[Data entries]
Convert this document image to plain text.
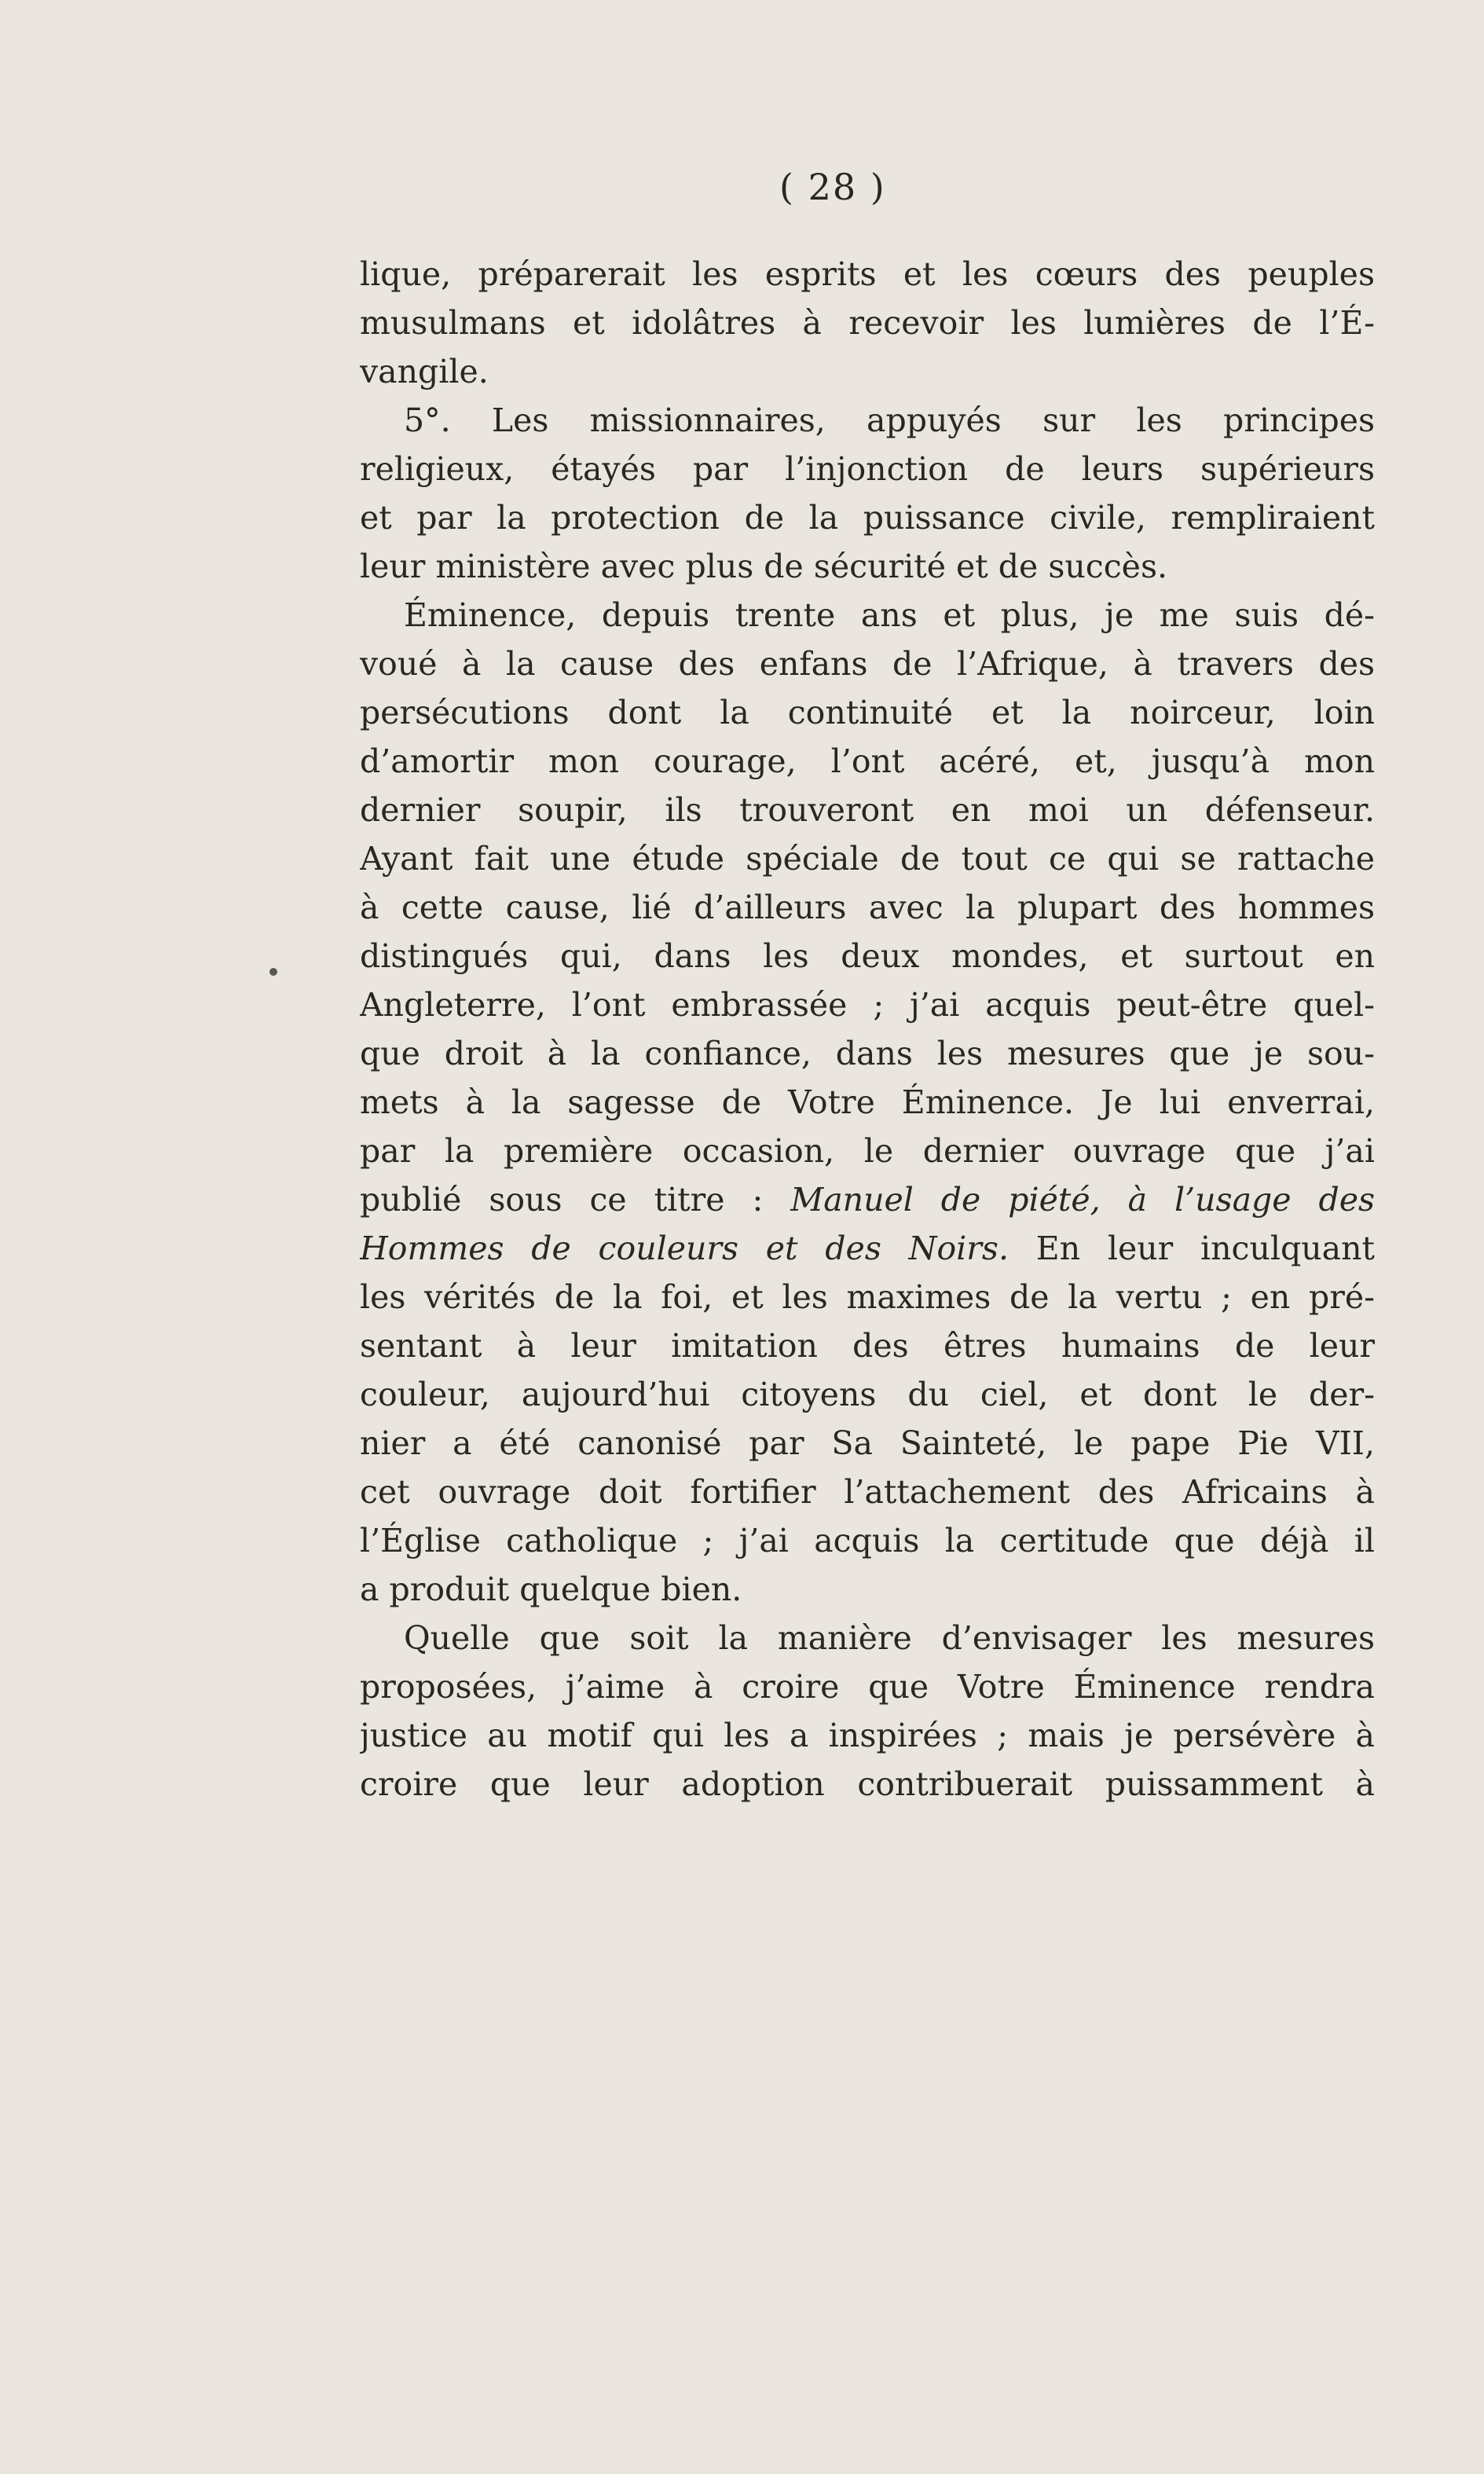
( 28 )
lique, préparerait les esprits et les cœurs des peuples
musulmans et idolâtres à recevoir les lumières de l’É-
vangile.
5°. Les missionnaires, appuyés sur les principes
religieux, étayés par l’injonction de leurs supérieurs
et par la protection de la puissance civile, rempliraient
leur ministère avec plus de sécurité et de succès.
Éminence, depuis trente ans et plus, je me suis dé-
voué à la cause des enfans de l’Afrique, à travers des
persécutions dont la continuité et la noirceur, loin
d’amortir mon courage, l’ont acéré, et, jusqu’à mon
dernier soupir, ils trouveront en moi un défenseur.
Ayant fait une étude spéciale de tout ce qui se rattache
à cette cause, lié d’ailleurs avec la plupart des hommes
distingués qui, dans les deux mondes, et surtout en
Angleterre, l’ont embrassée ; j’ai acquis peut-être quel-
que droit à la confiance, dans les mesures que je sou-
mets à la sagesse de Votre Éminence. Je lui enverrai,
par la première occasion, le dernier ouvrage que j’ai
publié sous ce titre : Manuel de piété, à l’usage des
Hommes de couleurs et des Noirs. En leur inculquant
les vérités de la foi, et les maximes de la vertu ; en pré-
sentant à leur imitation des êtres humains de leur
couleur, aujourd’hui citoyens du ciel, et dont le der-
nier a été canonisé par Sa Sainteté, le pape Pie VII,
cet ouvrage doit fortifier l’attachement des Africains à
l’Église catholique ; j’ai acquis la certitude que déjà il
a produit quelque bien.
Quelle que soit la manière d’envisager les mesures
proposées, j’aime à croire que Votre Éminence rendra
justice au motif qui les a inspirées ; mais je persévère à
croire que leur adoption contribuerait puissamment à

Directions for this task:
In the records above, find the lines containing "croire" and copy them.

Problem solution:
proposées, j’aime à croire que Votre Éminence rendra
croire que leur adoption contribuerait puissamment à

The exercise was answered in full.